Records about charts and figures

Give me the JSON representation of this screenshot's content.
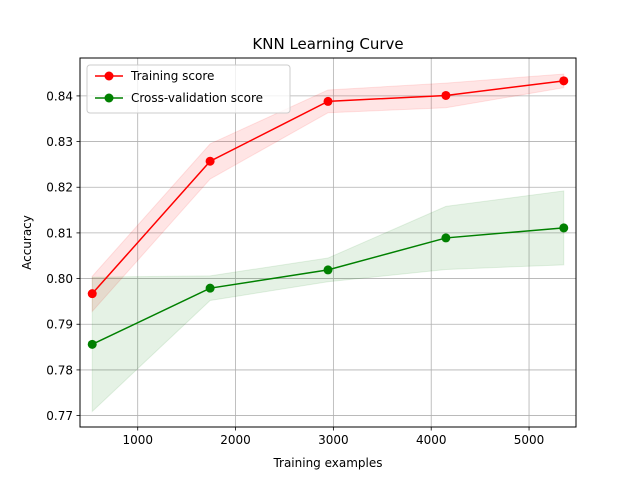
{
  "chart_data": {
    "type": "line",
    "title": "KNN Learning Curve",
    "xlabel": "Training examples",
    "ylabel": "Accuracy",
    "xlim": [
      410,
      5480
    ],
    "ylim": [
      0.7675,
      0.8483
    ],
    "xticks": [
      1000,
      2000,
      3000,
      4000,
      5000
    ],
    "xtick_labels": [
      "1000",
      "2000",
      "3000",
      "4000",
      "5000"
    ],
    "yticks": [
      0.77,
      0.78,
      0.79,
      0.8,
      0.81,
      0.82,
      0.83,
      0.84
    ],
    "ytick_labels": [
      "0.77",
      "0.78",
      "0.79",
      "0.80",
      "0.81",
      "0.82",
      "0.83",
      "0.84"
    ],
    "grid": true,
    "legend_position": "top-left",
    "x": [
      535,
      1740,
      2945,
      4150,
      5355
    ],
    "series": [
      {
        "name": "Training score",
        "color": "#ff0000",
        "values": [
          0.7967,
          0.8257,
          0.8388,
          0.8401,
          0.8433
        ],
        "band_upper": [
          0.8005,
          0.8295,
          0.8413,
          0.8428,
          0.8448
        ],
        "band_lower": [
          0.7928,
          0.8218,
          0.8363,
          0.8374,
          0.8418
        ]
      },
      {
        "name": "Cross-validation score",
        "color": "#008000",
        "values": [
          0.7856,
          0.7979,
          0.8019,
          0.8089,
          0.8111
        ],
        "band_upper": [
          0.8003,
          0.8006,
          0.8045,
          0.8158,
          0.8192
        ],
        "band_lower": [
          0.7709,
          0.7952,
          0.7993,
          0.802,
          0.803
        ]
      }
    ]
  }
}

▶ **What is asked**:
Filter the listing above for the string "Training" and copy every matching line.

▶ **Result for this exercise**:
    "xlabel": "Training examples",
        "name": "Training score",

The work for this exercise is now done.